§ **Exercise**
Can you transcribe every entry word for word, skipping the images?

— Start Data provided —

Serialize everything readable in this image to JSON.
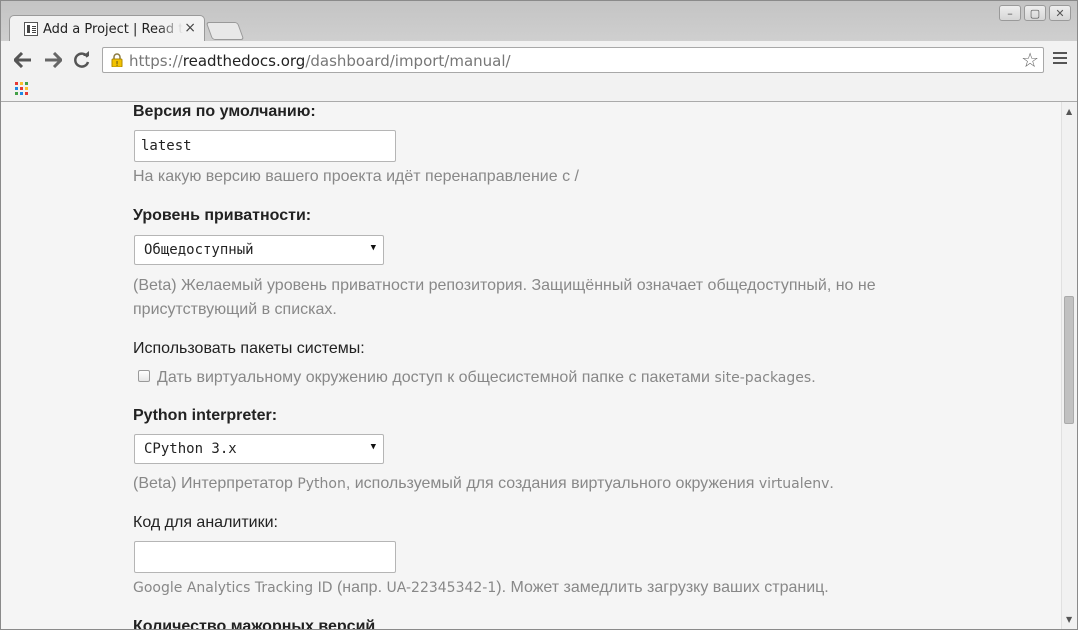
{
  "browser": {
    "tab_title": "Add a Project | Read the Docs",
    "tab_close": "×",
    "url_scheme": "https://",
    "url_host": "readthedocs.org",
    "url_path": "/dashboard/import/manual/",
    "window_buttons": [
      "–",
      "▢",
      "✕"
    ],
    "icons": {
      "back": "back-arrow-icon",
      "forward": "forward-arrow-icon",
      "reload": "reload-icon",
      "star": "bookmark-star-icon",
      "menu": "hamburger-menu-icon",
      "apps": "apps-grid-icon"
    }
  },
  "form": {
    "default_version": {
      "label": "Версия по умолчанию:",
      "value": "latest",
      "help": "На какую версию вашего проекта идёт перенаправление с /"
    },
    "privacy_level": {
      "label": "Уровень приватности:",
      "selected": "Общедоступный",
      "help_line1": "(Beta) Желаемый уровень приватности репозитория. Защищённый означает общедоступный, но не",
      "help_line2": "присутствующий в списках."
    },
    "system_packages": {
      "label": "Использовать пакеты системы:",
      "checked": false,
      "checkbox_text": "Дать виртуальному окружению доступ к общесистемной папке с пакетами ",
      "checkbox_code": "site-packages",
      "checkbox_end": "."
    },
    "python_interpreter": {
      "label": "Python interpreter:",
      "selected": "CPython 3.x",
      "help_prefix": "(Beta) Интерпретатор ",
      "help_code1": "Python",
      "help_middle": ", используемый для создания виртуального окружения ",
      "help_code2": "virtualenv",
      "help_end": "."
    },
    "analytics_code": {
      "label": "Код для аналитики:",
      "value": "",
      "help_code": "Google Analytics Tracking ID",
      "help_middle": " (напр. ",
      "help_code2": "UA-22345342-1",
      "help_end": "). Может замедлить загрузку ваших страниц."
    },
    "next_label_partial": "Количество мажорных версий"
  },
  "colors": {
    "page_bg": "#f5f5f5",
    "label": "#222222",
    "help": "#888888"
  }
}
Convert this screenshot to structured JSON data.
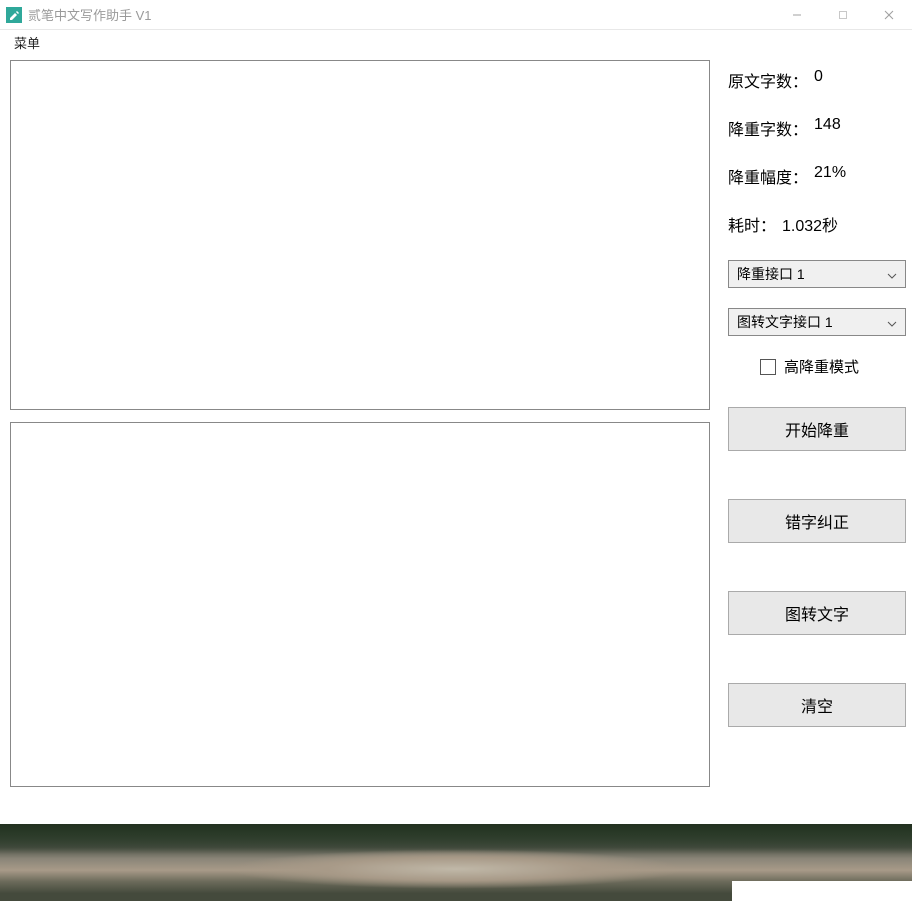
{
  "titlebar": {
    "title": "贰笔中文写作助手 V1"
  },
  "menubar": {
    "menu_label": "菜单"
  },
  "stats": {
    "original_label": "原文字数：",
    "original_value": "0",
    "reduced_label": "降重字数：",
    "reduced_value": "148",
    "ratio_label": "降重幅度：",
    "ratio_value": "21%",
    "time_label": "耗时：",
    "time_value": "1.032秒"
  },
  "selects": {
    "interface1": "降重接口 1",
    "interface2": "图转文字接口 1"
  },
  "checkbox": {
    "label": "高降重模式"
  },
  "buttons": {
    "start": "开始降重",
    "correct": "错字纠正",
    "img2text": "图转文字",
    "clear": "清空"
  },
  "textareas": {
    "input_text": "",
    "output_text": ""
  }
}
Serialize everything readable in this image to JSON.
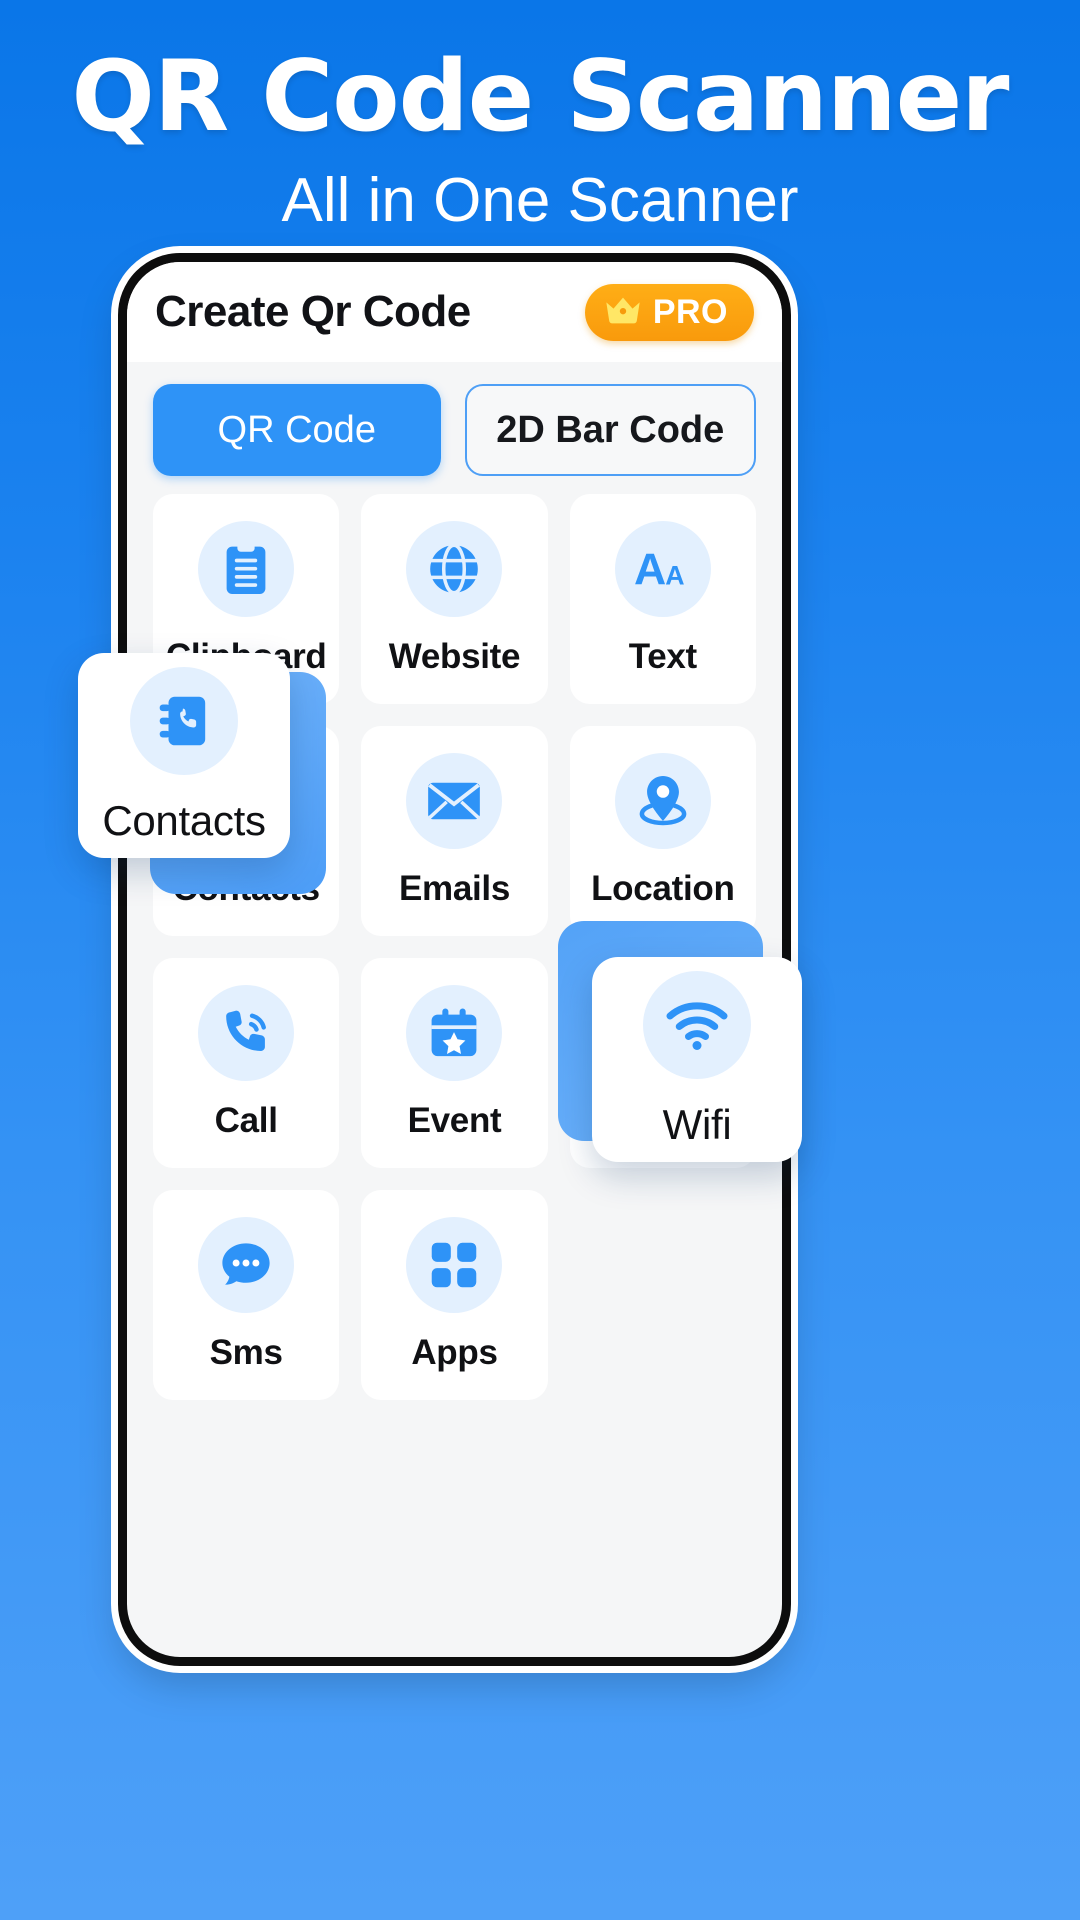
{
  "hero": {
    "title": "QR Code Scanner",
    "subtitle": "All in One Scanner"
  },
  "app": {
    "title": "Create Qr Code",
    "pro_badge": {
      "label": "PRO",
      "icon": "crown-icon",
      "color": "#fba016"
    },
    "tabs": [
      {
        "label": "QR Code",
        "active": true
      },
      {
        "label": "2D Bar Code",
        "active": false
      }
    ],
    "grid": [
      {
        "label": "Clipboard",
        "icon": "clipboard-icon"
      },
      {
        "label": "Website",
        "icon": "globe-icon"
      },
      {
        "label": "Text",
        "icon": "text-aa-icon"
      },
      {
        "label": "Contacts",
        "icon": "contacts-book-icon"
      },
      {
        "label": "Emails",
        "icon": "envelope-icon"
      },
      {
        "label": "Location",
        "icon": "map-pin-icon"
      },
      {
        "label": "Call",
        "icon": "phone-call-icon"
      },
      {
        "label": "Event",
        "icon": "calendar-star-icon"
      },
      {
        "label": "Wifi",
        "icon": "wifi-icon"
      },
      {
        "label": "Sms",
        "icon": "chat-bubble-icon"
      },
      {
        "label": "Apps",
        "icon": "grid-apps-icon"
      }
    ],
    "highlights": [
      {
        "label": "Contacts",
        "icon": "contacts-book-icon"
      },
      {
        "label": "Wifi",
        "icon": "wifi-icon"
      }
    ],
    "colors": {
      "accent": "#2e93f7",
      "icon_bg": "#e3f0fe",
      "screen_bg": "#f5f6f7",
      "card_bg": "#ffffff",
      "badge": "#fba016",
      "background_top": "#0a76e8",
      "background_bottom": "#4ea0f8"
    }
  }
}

— End Data provided —

§ **Task solution**
Serialize everything readable in this image to JSON.
{
  "browser": {
    "tab_title": "Add a Project | Read the Docs",
    "tab_close": "×",
    "url_scheme": "https://",
    "url_host": "readthedocs.org",
    "url_path": "/dashboard/import/manual/",
    "window_buttons": [
      "–",
      "▢",
      "✕"
    ],
    "icons": {
      "back": "back-arrow-icon",
      "forward": "forward-arrow-icon",
      "reload": "reload-icon",
      "star": "bookmark-star-icon",
      "menu": "hamburger-menu-icon",
      "apps": "apps-grid-icon"
    }
  },
  "form": {
    "default_version": {
      "label": "Версия по умолчанию:",
      "value": "latest",
      "help": "На какую версию вашего проекта идёт перенаправление с /"
    },
    "privacy_level": {
      "label": "Уровень приватности:",
      "selected": "Общедоступный",
      "help_line1": "(Beta) Желаемый уровень приватности репозитория. Защищённый означает общедоступный, но не",
      "help_line2": "присутствующий в списках."
    },
    "system_packages": {
      "label": "Использовать пакеты системы:",
      "checked": false,
      "checkbox_text": "Дать виртуальному окружению доступ к общесистемной папке с пакетами ",
      "checkbox_code": "site-packages",
      "checkbox_end": "."
    },
    "python_interpreter": {
      "label": "Python interpreter:",
      "selected": "CPython 3.x",
      "help_prefix": "(Beta) Интерпретатор ",
      "help_code1": "Python",
      "help_middle": ", используемый для создания виртуального окружения ",
      "help_code2": "virtualenv",
      "help_end": "."
    },
    "analytics_code": {
      "label": "Код для аналитики:",
      "value": "",
      "help_code": "Google Analytics Tracking ID",
      "help_middle": " (напр. ",
      "help_code2": "UA-22345342-1",
      "help_end": "). Может замедлить загрузку ваших страниц."
    },
    "next_label_partial": "Количество мажорных версий"
  },
  "colors": {
    "page_bg": "#f5f5f5",
    "label": "#222222",
    "help": "#888888"
  }
}
Convert this screenshot to structured JSON data.
{
  "titlebar": {
    "title": "贰笔中文写作助手 V1"
  },
  "menubar": {
    "menu_label": "菜单"
  },
  "stats": {
    "original_label": "原文字数：",
    "original_value": "0",
    "reduced_label": "降重字数：",
    "reduced_value": "148",
    "ratio_label": "降重幅度：",
    "ratio_value": "21%",
    "time_label": "耗时：",
    "time_value": "1.032秒"
  },
  "selects": {
    "interface1": "降重接口 1",
    "interface2": "图转文字接口 1"
  },
  "checkbox": {
    "label": "高降重模式"
  },
  "buttons": {
    "start": "开始降重",
    "correct": "错字纠正",
    "img2text": "图转文字",
    "clear": "清空"
  },
  "textareas": {
    "input_text": "",
    "output_text": ""
  }
}
Serialize everything readable in this image to JSON.
{
  "hero": {
    "title": "QR Code Scanner",
    "subtitle": "All in One Scanner"
  },
  "app": {
    "title": "Create Qr Code",
    "pro_badge": {
      "label": "PRO",
      "icon": "crown-icon",
      "color": "#fba016"
    },
    "tabs": [
      {
        "label": "QR Code",
        "active": true
      },
      {
        "label": "2D Bar Code",
        "active": false
      }
    ],
    "grid": [
      {
        "label": "Clipboard",
        "icon": "clipboard-icon"
      },
      {
        "label": "Website",
        "icon": "globe-icon"
      },
      {
        "label": "Text",
        "icon": "text-aa-icon"
      },
      {
        "label": "Contacts",
        "icon": "contacts-book-icon"
      },
      {
        "label": "Emails",
        "icon": "envelope-icon"
      },
      {
        "label": "Location",
        "icon": "map-pin-icon"
      },
      {
        "label": "Call",
        "icon": "phone-call-icon"
      },
      {
        "label": "Event",
        "icon": "calendar-star-icon"
      },
      {
        "label": "Wifi",
        "icon": "wifi-icon"
      },
      {
        "label": "Sms",
        "icon": "chat-bubble-icon"
      },
      {
        "label": "Apps",
        "icon": "grid-apps-icon"
      }
    ],
    "highlights": [
      {
        "label": "Contacts",
        "icon": "contacts-book-icon"
      },
      {
        "label": "Wifi",
        "icon": "wifi-icon"
      }
    ],
    "colors": {
      "accent": "#2e93f7",
      "icon_bg": "#e3f0fe",
      "screen_bg": "#f5f6f7",
      "card_bg": "#ffffff",
      "badge": "#fba016",
      "background_top": "#0a76e8",
      "background_bottom": "#4ea0f8"
    }
  }
}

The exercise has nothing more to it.